## Listed entries

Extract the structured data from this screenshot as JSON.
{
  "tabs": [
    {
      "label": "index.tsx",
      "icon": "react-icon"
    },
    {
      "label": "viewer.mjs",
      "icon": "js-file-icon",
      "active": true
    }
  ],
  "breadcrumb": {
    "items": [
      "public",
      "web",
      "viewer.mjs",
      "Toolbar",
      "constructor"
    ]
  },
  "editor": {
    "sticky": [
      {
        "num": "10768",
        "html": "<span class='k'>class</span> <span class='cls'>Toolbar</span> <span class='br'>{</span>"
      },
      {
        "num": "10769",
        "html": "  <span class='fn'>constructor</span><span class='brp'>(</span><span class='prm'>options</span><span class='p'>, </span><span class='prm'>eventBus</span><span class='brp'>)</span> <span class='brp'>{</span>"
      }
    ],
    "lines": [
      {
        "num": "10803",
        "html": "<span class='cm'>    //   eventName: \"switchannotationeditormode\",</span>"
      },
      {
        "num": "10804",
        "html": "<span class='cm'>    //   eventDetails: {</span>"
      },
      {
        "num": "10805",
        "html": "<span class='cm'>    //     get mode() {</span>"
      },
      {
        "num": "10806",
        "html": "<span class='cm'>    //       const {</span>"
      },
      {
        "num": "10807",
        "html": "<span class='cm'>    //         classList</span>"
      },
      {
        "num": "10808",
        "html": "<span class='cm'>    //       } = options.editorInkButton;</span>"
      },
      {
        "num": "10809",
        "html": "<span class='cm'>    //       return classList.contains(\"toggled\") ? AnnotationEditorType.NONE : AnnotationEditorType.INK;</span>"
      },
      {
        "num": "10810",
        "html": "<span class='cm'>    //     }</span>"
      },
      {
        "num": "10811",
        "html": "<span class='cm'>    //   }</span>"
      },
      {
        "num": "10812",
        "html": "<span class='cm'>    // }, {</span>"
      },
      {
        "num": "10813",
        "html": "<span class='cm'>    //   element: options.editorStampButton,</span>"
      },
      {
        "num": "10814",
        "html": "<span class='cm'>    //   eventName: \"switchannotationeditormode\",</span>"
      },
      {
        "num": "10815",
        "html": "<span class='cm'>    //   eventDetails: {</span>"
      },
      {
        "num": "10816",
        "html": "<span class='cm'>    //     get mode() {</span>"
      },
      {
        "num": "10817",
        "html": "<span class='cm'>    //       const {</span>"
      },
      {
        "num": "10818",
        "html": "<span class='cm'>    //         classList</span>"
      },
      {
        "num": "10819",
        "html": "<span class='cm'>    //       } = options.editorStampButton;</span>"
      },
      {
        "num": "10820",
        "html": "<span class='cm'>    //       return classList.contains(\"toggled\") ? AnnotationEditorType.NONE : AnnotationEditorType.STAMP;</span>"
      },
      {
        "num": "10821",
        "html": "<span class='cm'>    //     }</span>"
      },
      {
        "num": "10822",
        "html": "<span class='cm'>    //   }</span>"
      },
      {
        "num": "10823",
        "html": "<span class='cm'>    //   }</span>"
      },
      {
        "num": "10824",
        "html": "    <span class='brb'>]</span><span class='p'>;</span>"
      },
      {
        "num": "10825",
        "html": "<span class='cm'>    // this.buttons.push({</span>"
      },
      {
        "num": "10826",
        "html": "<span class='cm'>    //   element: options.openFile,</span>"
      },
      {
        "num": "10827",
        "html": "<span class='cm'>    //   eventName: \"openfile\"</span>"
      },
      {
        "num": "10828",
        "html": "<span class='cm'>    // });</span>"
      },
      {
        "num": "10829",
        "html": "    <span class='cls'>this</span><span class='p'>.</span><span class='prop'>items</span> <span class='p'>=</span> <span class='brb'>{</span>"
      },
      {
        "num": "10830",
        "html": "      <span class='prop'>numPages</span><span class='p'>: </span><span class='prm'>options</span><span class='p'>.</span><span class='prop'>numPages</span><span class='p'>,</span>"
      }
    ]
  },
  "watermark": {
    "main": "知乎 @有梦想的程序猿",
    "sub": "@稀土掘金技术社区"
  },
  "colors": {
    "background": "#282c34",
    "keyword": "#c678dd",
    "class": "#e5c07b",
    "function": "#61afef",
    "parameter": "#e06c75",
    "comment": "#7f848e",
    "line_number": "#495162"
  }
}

## Exercise details
Look for the word "element" in every line of the listing and copy the lines that have it.

## Exercise response
        "html": "<span class='cm'>    //   element: options.editorStampButton,</span>"
        "html": "<span class='cm'>    //   element: options.openFile,</span>"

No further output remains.